▸ **INSTRUCTIONS FOR THE TASK**:
Find every line in the items below that contains the string "with" and copy each one out. Case counts.

▸ **LISTED RECORDS**:
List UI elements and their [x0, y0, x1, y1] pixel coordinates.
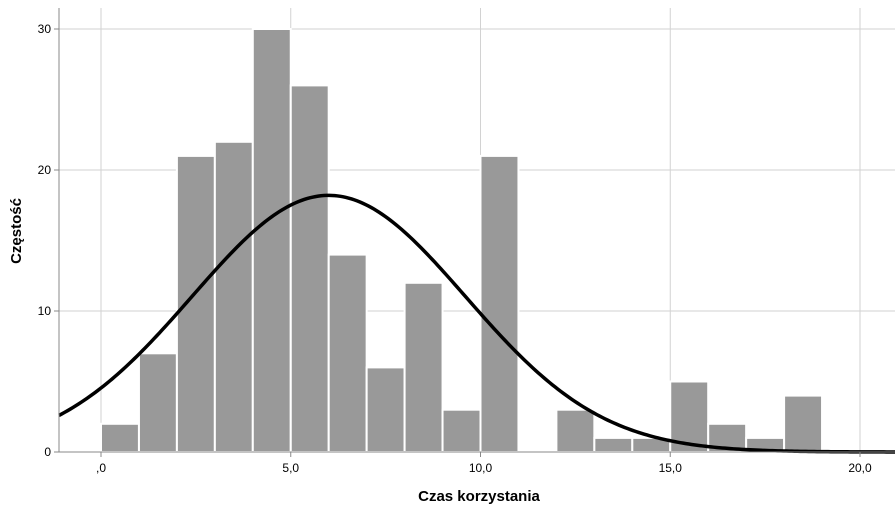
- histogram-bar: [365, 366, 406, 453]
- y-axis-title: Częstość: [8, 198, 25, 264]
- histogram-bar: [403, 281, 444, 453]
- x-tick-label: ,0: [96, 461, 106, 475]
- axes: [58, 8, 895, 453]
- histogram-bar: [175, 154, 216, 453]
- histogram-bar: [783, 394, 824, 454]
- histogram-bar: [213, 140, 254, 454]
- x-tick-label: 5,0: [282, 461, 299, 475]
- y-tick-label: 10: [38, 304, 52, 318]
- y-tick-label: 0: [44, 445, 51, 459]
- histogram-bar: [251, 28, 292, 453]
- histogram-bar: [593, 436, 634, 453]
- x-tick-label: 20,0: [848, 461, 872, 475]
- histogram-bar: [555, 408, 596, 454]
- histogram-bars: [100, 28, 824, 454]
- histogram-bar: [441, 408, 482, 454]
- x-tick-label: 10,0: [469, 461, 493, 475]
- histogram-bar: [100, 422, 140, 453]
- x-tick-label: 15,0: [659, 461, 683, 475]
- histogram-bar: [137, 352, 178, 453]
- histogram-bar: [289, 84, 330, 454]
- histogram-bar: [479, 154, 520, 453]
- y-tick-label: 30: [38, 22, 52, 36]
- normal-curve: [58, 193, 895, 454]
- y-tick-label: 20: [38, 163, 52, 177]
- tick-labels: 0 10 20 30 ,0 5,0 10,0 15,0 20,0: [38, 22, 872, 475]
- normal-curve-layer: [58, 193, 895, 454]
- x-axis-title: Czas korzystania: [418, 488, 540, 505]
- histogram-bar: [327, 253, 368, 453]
==
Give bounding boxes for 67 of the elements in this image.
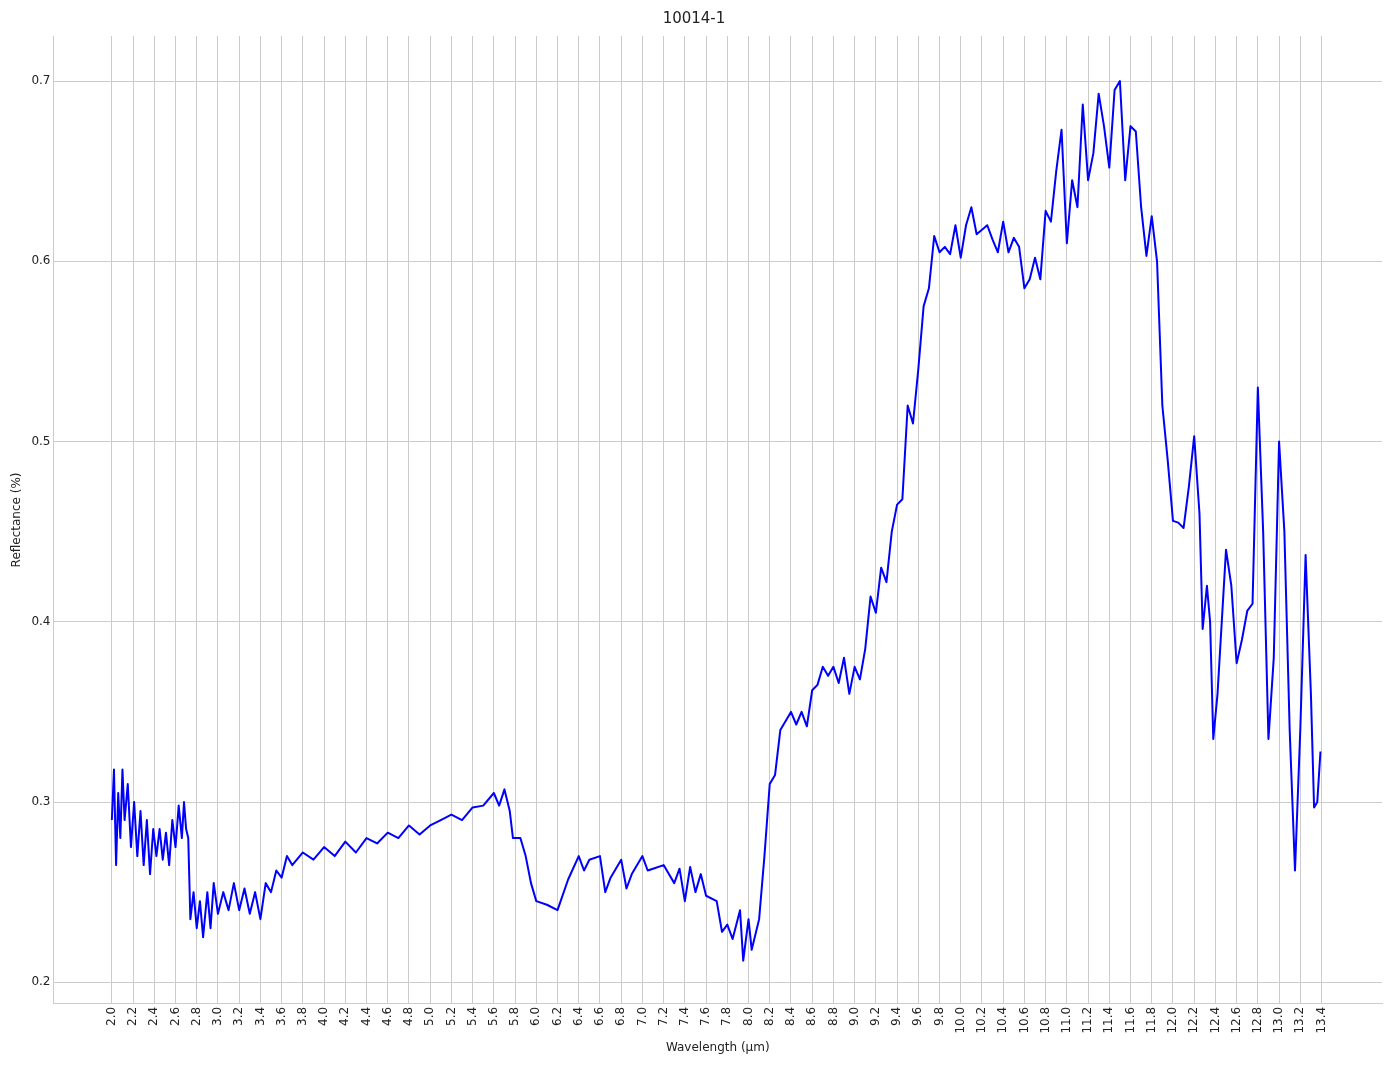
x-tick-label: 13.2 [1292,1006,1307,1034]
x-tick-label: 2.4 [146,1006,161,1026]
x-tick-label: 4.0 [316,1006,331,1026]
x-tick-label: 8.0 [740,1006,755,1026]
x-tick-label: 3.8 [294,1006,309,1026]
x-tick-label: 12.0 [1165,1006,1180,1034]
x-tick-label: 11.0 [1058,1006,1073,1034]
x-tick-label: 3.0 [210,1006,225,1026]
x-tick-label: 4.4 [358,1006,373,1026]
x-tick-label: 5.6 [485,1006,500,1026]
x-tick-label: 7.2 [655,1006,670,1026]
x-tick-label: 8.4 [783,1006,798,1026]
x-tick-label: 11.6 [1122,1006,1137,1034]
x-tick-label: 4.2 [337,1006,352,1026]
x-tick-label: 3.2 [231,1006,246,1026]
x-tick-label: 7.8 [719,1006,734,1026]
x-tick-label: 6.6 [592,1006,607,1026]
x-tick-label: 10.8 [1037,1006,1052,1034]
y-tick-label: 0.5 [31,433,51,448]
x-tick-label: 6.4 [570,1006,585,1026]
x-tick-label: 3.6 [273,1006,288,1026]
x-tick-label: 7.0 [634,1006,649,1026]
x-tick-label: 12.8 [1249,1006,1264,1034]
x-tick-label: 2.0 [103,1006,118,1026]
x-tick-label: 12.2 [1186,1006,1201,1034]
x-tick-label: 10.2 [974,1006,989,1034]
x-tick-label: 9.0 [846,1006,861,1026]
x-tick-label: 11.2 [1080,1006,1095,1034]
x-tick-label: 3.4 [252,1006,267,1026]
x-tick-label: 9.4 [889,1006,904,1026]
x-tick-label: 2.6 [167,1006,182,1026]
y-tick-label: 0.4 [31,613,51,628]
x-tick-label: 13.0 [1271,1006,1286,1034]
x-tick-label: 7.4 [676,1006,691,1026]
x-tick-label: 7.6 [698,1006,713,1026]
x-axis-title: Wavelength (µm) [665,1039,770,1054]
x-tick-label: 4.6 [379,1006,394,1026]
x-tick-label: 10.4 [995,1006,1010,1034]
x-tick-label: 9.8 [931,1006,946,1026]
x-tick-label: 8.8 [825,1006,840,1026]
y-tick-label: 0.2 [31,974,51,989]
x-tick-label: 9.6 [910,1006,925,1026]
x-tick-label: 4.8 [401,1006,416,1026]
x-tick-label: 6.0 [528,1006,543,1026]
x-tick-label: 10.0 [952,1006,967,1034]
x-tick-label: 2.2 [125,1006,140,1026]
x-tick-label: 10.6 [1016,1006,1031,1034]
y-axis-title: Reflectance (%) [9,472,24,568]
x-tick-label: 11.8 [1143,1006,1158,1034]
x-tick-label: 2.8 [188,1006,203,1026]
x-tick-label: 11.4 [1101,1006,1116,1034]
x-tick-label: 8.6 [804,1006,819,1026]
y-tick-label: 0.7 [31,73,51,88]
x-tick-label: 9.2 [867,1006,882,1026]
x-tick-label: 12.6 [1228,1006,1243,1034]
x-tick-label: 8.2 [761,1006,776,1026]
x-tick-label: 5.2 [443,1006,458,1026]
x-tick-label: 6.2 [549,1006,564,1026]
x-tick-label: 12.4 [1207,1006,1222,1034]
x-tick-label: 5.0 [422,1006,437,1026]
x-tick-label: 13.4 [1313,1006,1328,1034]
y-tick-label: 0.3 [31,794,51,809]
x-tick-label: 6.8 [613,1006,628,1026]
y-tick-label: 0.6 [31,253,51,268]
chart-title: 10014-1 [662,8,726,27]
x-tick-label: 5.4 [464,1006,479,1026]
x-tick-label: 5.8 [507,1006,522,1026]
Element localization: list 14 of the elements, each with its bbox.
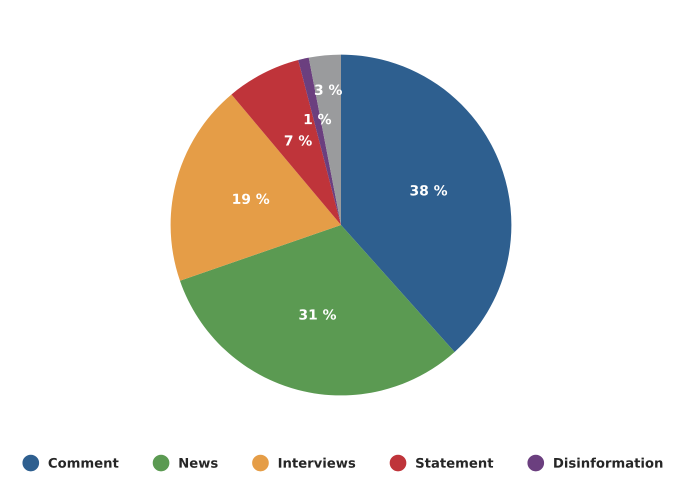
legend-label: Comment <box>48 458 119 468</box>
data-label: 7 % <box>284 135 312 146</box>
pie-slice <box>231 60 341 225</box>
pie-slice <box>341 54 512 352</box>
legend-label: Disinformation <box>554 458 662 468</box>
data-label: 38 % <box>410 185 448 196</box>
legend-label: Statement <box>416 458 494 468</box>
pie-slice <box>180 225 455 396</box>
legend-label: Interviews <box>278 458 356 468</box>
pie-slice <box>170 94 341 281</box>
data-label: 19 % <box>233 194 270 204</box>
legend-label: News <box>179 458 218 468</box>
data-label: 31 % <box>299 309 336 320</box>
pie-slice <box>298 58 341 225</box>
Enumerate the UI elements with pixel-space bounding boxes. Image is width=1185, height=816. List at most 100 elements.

▸ **ANSWER TO THE TASK**:
Element localization: list 14 of the elements, each with its bbox.
Enumerate the UI elements with pixel-space bounding boxes. Image is width=1185, height=816. List at most 100 elements.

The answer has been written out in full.